*REQUIRED WORK*
• A. In the character classifier code, shorten the comment beginning "the input data could have characters outside the known range" while keeping its main facts.
• B. In the character classifier code, how many outputs does the classifier produce?
• C. Transcribe the character classifier code from "return packed_h_in" up to and including "embed_src = src.clone()".

*EXCERPTED TEXT*
"""
Classify characters based on an LSTM with learned character representations
"""

import logging

import torch
from torch import nn

import stanza.models.common.seq2seq_constant as constant

logger = logging.getLogger('stanza')

class CharacterClassifier(nn.Module):
    def __init__(self, args):
        super().__init__()

        self.vocab_size = args['vocab_size']
        self.emb_dim = args['emb_dim']
        self.hidden_dim = args['hidden_dim']
        self.nlayers = args['num_layers'] # lstm encoder layers
        self.pad_token = constant.PAD_ID
        self.enc_hidden_dim = self.hidden_dim // 2   # since it is bidirectional

        self.num_outputs = 2

        self.args = args

        self.emb_dropout = args.get('emb_dropout', 0.0)
        self.emb_drop = nn.Dropout(self.emb_dropout)
        self.dropout = args['dropout']

        self.embedding = nn.Embedding(self.vocab_size, self.emb_dim, self.pad_token)
        self.input_dim = self.emb_dim
        self.encoder = nn.LSTM(self.input_dim, self.enc_hidden_dim, self.nlayers, \
                               bidirectional=True, batch_first=True, dropout=self.dropout if self.nlayers > 1 else 0)

        self.output_layer = nn.Sequential(
            nn.Linear(self.hidden_dim, self.hidden_dim),
            nn.ReLU(),
            nn.Linear(self.hidden_dim, self.num_outputs))

    def encode(self, enc_inputs, lens):
        """ Encode source sequence. """
        packed_inputs = nn.utils.rnn.pack_padded_sequence(enc_inputs, lens, batch_first=True)
        packed_h_in, (hn, cn) = self.encoder(packed_inputs)
        return packed_h_in

    def embed(self, src, src_mask):
        # the input data could have characters outside the known range
        # of characters in cases where the vocabulary was temporarily
        # expanded (note that this model does nothing with those chars)
        embed_src = src.clone()
        embed_src[embed_src >= self.vocab_size] = constant.UNK_ID
        enc_inputs = self.emb_drop(self.embedding(embed_src))
        batch_size = enc_inputs.size(0)
        src_lens = list(src_mask.data.eq(self.pad_token).long().sum(1))
        return enc_inputs, batch_size, src_lens, src_mask

    def forward(self, src, src_mask):
        enc_inputs, batch_size, src_lens, src_mask = self.embed(src, src_mask)
        encoded = self.encode(enc_inputs, src_lens)
        encoded, _ = nn.utils.rnn.pad_packed_sequence(encoded, batch_first=True)
        logits = self.output_layer(encoded)
        return logits

(Document layout detection data)
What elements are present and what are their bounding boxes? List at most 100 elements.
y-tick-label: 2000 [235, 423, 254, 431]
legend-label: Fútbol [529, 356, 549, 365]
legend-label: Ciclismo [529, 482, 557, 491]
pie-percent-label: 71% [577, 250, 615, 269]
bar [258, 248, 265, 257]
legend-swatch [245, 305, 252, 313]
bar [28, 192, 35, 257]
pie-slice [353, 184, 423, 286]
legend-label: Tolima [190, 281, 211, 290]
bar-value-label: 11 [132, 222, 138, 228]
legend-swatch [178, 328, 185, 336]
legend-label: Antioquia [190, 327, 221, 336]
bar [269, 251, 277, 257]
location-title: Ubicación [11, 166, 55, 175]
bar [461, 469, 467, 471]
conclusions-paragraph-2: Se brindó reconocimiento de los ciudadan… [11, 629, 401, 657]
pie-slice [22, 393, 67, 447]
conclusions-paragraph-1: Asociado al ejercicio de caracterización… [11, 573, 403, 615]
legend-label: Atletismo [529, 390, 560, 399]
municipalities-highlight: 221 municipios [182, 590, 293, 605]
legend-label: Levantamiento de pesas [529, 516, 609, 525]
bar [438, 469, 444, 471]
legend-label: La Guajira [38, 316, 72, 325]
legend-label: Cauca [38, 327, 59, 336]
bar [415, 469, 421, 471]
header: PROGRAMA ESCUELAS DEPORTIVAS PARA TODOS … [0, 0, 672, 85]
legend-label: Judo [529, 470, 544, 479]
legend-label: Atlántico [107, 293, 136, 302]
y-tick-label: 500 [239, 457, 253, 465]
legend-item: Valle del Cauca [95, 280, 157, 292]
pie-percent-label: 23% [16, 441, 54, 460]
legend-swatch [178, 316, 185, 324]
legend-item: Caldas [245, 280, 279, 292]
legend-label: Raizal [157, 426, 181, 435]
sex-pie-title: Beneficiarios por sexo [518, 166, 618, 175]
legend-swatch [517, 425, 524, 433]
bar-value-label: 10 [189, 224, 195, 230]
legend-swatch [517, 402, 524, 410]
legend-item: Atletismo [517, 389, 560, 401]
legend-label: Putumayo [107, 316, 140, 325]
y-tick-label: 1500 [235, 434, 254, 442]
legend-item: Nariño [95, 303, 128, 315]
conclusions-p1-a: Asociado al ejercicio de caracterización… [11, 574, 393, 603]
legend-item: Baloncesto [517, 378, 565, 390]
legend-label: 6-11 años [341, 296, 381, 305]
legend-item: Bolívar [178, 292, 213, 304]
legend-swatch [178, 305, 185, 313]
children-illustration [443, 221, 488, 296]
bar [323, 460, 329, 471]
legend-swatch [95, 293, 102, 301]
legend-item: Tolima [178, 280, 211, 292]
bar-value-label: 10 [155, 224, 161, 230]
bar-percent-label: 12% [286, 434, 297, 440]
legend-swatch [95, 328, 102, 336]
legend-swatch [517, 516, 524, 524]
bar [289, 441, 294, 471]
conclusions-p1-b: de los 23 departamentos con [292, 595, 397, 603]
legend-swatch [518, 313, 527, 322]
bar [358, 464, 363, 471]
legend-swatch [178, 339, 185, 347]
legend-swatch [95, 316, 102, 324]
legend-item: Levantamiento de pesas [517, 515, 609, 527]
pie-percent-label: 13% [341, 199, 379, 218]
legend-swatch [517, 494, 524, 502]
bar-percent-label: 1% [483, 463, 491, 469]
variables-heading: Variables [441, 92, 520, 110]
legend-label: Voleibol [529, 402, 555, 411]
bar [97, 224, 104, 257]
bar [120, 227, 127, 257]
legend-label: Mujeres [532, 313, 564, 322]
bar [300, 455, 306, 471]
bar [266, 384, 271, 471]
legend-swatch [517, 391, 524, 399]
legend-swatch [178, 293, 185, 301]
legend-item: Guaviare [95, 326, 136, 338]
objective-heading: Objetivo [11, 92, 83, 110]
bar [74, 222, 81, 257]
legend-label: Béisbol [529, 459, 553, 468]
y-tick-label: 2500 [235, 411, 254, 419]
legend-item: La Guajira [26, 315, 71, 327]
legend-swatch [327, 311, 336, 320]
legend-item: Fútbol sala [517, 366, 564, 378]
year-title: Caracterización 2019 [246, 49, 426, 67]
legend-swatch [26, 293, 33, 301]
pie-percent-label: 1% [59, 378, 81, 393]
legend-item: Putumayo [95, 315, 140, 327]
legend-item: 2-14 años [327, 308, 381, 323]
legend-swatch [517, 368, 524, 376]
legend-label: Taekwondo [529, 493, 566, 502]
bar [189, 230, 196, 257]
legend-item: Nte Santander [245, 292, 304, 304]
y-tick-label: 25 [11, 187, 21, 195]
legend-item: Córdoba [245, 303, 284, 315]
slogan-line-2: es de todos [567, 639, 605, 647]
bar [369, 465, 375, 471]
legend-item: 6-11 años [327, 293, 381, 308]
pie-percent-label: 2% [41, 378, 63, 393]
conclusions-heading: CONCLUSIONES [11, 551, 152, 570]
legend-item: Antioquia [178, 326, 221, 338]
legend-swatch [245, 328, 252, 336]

*LIST OF SOLUTIONS*
• A. Input may contain characters beyond the known character range when the vocabulary was temporarily expanded; the model does nothing with such characters.

• B. Two.

• C.
return packed_h_in

    def embed(self, src, src_mask):
        # the input data could have characters outside the known range
        # of characters in cases where the vocabulary was temporarily
        # expanded (note that this model does nothing with those chars)
        embed_src = src.clone()